What this task involves.
Look through the material below and give the number of lines holding "smoothed", with no other words.

Records supplied.

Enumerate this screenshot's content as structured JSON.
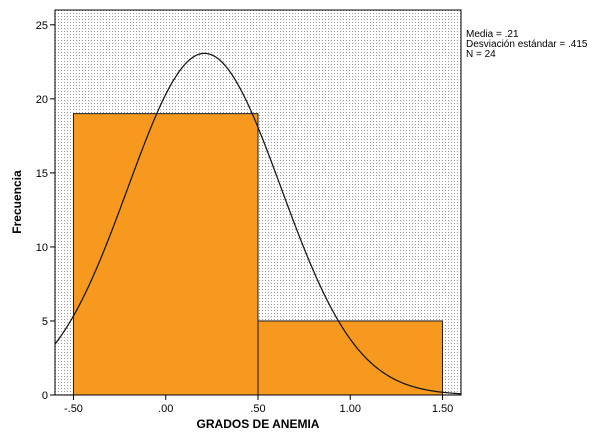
{
  "chart_data": {
    "type": "bar",
    "subtype": "histogram",
    "xlabel": "GRADOS DE ANEMIA",
    "ylabel": "Frecuencia",
    "xlim": [
      -0.6,
      1.6
    ],
    "ylim": [
      0,
      26
    ],
    "x_ticks": [
      -0.5,
      0.0,
      0.5,
      1.0,
      1.5
    ],
    "x_tick_labels": [
      "-.50",
      ".00",
      ".50",
      "1.00",
      "1.50"
    ],
    "y_ticks": [
      0,
      5,
      10,
      15,
      20,
      25
    ],
    "y_tick_labels": [
      "0",
      "5",
      "10",
      "15",
      "20",
      "25"
    ],
    "bins": [
      {
        "start": -0.5,
        "end": 0.5,
        "count": 19
      },
      {
        "start": 0.5,
        "end": 1.5,
        "count": 5
      }
    ],
    "normal_curve": {
      "mean": 0.21,
      "std": 0.415,
      "n": 24,
      "bin_width": 1.0
    },
    "bar_color": "#f7991f",
    "plot_background": "#ffffff",
    "dot_pattern": true,
    "legend_placement": "top-right",
    "stats_text": [
      "Media = .21",
      "Desviación estándar = .415",
      "N = 24"
    ]
  }
}
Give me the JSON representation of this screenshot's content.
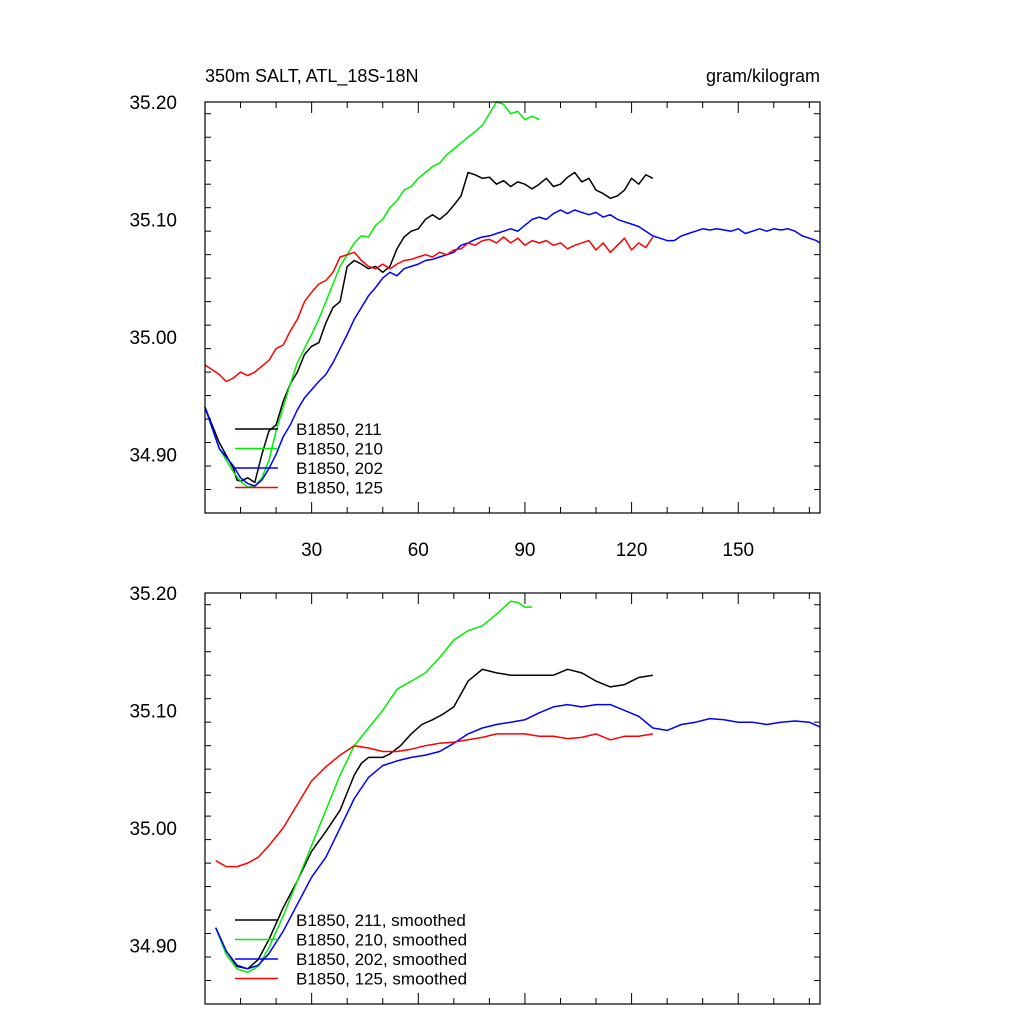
{
  "chart_data": [
    {
      "type": "line",
      "title": "350m SALT, ATL_18S-18N",
      "units": "gram/kilogram",
      "xlabel": "",
      "ylabel": "",
      "xlim": [
        0,
        173
      ],
      "ylim": [
        34.85,
        35.2
      ],
      "xticks": [
        30,
        60,
        90,
        120,
        150
      ],
      "xtick_labels": [
        "30",
        "60",
        "90",
        "120",
        "150"
      ],
      "yticks": [
        34.9,
        35.0,
        35.1,
        35.2
      ],
      "ytick_labels": [
        "34.90",
        "35.00",
        "35.10",
        "35.20"
      ],
      "legend_position": "bottom-left",
      "grid": false,
      "series": [
        {
          "name": "B1850, 211",
          "color": "#000000",
          "x": [
            0,
            4,
            8,
            9,
            10,
            12,
            14,
            16,
            18,
            20,
            22,
            24,
            26,
            28,
            30,
            32,
            34,
            36,
            38,
            40,
            42,
            44,
            46,
            48,
            50,
            52,
            54,
            56,
            58,
            60,
            62,
            64,
            66,
            68,
            70,
            72,
            74,
            76,
            78,
            80,
            82,
            84,
            86,
            88,
            90,
            92,
            94,
            96,
            98,
            100,
            102,
            104,
            106,
            108,
            110,
            112,
            114,
            116,
            118,
            120,
            122,
            124,
            126
          ],
          "y": [
            34.94,
            34.91,
            34.888,
            34.878,
            34.877,
            34.88,
            34.876,
            34.9,
            34.92,
            34.925,
            34.945,
            34.96,
            34.97,
            34.985,
            34.992,
            34.995,
            35.012,
            35.025,
            35.03,
            35.06,
            35.065,
            35.062,
            35.058,
            35.06,
            35.055,
            35.06,
            35.075,
            35.085,
            35.09,
            35.092,
            35.1,
            35.104,
            35.1,
            35.105,
            35.112,
            35.12,
            35.14,
            35.138,
            35.135,
            35.136,
            35.13,
            35.133,
            35.128,
            35.132,
            35.13,
            35.126,
            35.13,
            35.135,
            35.128,
            35.13,
            35.136,
            35.14,
            35.132,
            35.135,
            35.125,
            35.122,
            35.118,
            35.12,
            35.125,
            35.135,
            35.13,
            35.138,
            35.135
          ]
        },
        {
          "name": "B1850, 210",
          "color": "#00ee00",
          "x": [
            0,
            4,
            8,
            10,
            12,
            14,
            16,
            18,
            20,
            22,
            24,
            26,
            28,
            30,
            32,
            34,
            36,
            38,
            40,
            42,
            44,
            46,
            48,
            50,
            52,
            54,
            56,
            58,
            60,
            62,
            64,
            66,
            68,
            70,
            72,
            74,
            76,
            78,
            80,
            82,
            84,
            86,
            88,
            90,
            92,
            94
          ],
          "y": [
            34.94,
            34.905,
            34.885,
            34.877,
            34.872,
            34.873,
            34.88,
            34.895,
            34.92,
            34.94,
            34.96,
            34.978,
            34.99,
            35.002,
            35.015,
            35.03,
            35.045,
            35.06,
            35.07,
            35.08,
            35.086,
            35.085,
            35.095,
            35.1,
            35.11,
            35.116,
            35.125,
            35.128,
            35.135,
            35.14,
            35.145,
            35.148,
            35.155,
            35.16,
            35.165,
            35.17,
            35.175,
            35.18,
            35.19,
            35.2,
            35.198,
            35.19,
            35.192,
            35.185,
            35.188,
            35.185
          ]
        },
        {
          "name": "B1850, 202",
          "color": "#0000ff",
          "x": [
            0,
            4,
            8,
            10,
            12,
            14,
            16,
            18,
            20,
            22,
            24,
            26,
            28,
            30,
            32,
            34,
            36,
            38,
            40,
            42,
            44,
            46,
            48,
            50,
            52,
            54,
            56,
            58,
            60,
            62,
            64,
            66,
            68,
            70,
            72,
            74,
            76,
            78,
            80,
            82,
            84,
            86,
            88,
            90,
            92,
            94,
            96,
            98,
            100,
            102,
            104,
            106,
            108,
            110,
            112,
            114,
            116,
            118,
            120,
            122,
            124,
            126,
            128,
            130,
            132,
            134,
            136,
            138,
            140,
            142,
            144,
            146,
            148,
            150,
            152,
            154,
            156,
            158,
            160,
            162,
            164,
            166,
            168,
            170,
            172,
            173
          ],
          "y": [
            34.94,
            34.905,
            34.89,
            34.88,
            34.875,
            34.873,
            34.878,
            34.888,
            34.9,
            34.915,
            34.925,
            34.938,
            34.948,
            34.955,
            34.962,
            34.968,
            34.978,
            34.99,
            35.002,
            35.015,
            35.025,
            35.035,
            35.042,
            35.05,
            35.055,
            35.052,
            35.058,
            35.06,
            35.062,
            35.065,
            35.066,
            35.068,
            35.07,
            35.072,
            35.078,
            35.08,
            35.083,
            35.085,
            35.086,
            35.088,
            35.09,
            35.092,
            35.09,
            35.095,
            35.1,
            35.102,
            35.1,
            35.105,
            35.108,
            35.105,
            35.108,
            35.106,
            35.104,
            35.106,
            35.102,
            35.104,
            35.1,
            35.098,
            35.096,
            35.094,
            35.09,
            35.086,
            35.084,
            35.082,
            35.082,
            35.086,
            35.088,
            35.09,
            35.092,
            35.091,
            35.092,
            35.091,
            35.09,
            35.092,
            35.088,
            35.09,
            35.092,
            35.09,
            35.092,
            35.091,
            35.092,
            35.09,
            35.086,
            35.084,
            35.082,
            35.08
          ]
        },
        {
          "name": "B1850, 125",
          "color": "#ff0000",
          "x": [
            0,
            4,
            6,
            8,
            10,
            12,
            14,
            16,
            18,
            20,
            22,
            24,
            26,
            28,
            30,
            32,
            34,
            36,
            38,
            40,
            42,
            44,
            46,
            48,
            50,
            52,
            54,
            56,
            58,
            60,
            62,
            64,
            66,
            68,
            70,
            72,
            74,
            76,
            78,
            80,
            82,
            84,
            86,
            88,
            90,
            92,
            94,
            96,
            98,
            100,
            102,
            104,
            106,
            108,
            110,
            112,
            114,
            116,
            118,
            120,
            122,
            124,
            126
          ],
          "y": [
            34.976,
            34.968,
            34.962,
            34.965,
            34.97,
            34.967,
            34.97,
            34.975,
            34.98,
            34.99,
            34.993,
            35.005,
            35.015,
            35.03,
            35.038,
            35.045,
            35.048,
            35.055,
            35.068,
            35.07,
            35.072,
            35.065,
            35.06,
            35.058,
            35.062,
            35.058,
            35.062,
            35.065,
            35.066,
            35.068,
            35.07,
            35.068,
            35.072,
            35.07,
            35.074,
            35.075,
            35.08,
            35.078,
            35.082,
            35.083,
            35.08,
            35.085,
            35.08,
            35.084,
            35.078,
            35.082,
            35.08,
            35.082,
            35.078,
            35.08,
            35.075,
            35.078,
            35.08,
            35.082,
            35.074,
            35.08,
            35.072,
            35.078,
            35.084,
            35.074,
            35.08,
            35.076,
            35.085
          ]
        }
      ]
    },
    {
      "type": "line",
      "title": "",
      "units": "",
      "xlabel": "",
      "ylabel": "",
      "xlim": [
        0,
        173
      ],
      "ylim": [
        34.85,
        35.2
      ],
      "xticks": [
        30,
        60,
        90,
        120,
        150
      ],
      "xtick_labels": [],
      "yticks": [
        34.9,
        35.0,
        35.1,
        35.2
      ],
      "ytick_labels": [
        "34.90",
        "35.00",
        "35.10",
        "35.20"
      ],
      "legend_position": "bottom-left",
      "grid": false,
      "series": [
        {
          "name": "B1850, 211, smoothed",
          "color": "#000000",
          "x": [
            3,
            6,
            9,
            12,
            15,
            18,
            22,
            26,
            30,
            34,
            38,
            40,
            42,
            44,
            46,
            48,
            50,
            52,
            55,
            58,
            61,
            64,
            67,
            70,
            74,
            78,
            82,
            86,
            90,
            94,
            98,
            102,
            106,
            110,
            114,
            118,
            122,
            126
          ],
          "y": [
            34.915,
            34.895,
            34.882,
            34.88,
            34.888,
            34.905,
            34.932,
            34.955,
            34.98,
            34.997,
            35.015,
            35.03,
            35.045,
            35.055,
            35.06,
            35.06,
            35.06,
            35.063,
            35.07,
            35.08,
            35.088,
            35.092,
            35.097,
            35.103,
            35.125,
            35.135,
            35.132,
            35.13,
            35.13,
            35.13,
            35.13,
            35.135,
            35.132,
            35.125,
            35.12,
            35.122,
            35.128,
            35.13
          ]
        },
        {
          "name": "B1850, 210, smoothed",
          "color": "#00ee00",
          "x": [
            3,
            6,
            9,
            12,
            15,
            18,
            22,
            26,
            30,
            34,
            38,
            42,
            46,
            50,
            54,
            58,
            62,
            66,
            70,
            74,
            78,
            82,
            86,
            88,
            90,
            92
          ],
          "y": [
            34.915,
            34.892,
            34.88,
            34.877,
            34.882,
            34.898,
            34.925,
            34.955,
            34.985,
            35.015,
            35.045,
            35.07,
            35.085,
            35.1,
            35.118,
            35.125,
            35.132,
            35.145,
            35.16,
            35.168,
            35.172,
            35.182,
            35.193,
            35.192,
            35.188,
            35.188
          ]
        },
        {
          "name": "B1850, 202, smoothed",
          "color": "#0000ff",
          "x": [
            3,
            6,
            9,
            12,
            15,
            18,
            22,
            26,
            30,
            34,
            38,
            42,
            46,
            50,
            54,
            58,
            62,
            66,
            70,
            74,
            78,
            82,
            86,
            90,
            94,
            98,
            102,
            106,
            110,
            114,
            118,
            122,
            126,
            130,
            134,
            138,
            142,
            146,
            150,
            154,
            158,
            162,
            166,
            170,
            173
          ],
          "y": [
            34.915,
            34.895,
            34.883,
            34.88,
            34.883,
            34.893,
            34.912,
            34.935,
            34.958,
            34.975,
            35.0,
            35.025,
            35.043,
            35.053,
            35.057,
            35.06,
            35.062,
            35.065,
            35.072,
            35.08,
            35.085,
            35.088,
            35.09,
            35.092,
            35.098,
            35.103,
            35.105,
            35.103,
            35.105,
            35.105,
            35.1,
            35.095,
            35.085,
            35.083,
            35.088,
            35.09,
            35.093,
            35.092,
            35.09,
            35.09,
            35.088,
            35.09,
            35.091,
            35.09,
            35.086
          ]
        },
        {
          "name": "B1850, 125, smoothed",
          "color": "#ff0000",
          "x": [
            3,
            6,
            9,
            12,
            15,
            18,
            22,
            26,
            30,
            34,
            38,
            42,
            46,
            50,
            54,
            58,
            62,
            66,
            70,
            74,
            78,
            82,
            86,
            90,
            94,
            98,
            102,
            106,
            110,
            114,
            118,
            122,
            126
          ],
          "y": [
            34.972,
            34.967,
            34.967,
            34.97,
            34.975,
            34.985,
            35.0,
            35.02,
            35.04,
            35.052,
            35.062,
            35.07,
            35.068,
            35.065,
            35.065,
            35.067,
            35.07,
            35.072,
            35.073,
            35.075,
            35.077,
            35.08,
            35.08,
            35.08,
            35.078,
            35.078,
            35.076,
            35.077,
            35.08,
            35.075,
            35.078,
            35.078,
            35.08
          ]
        }
      ]
    }
  ]
}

Written solution.
4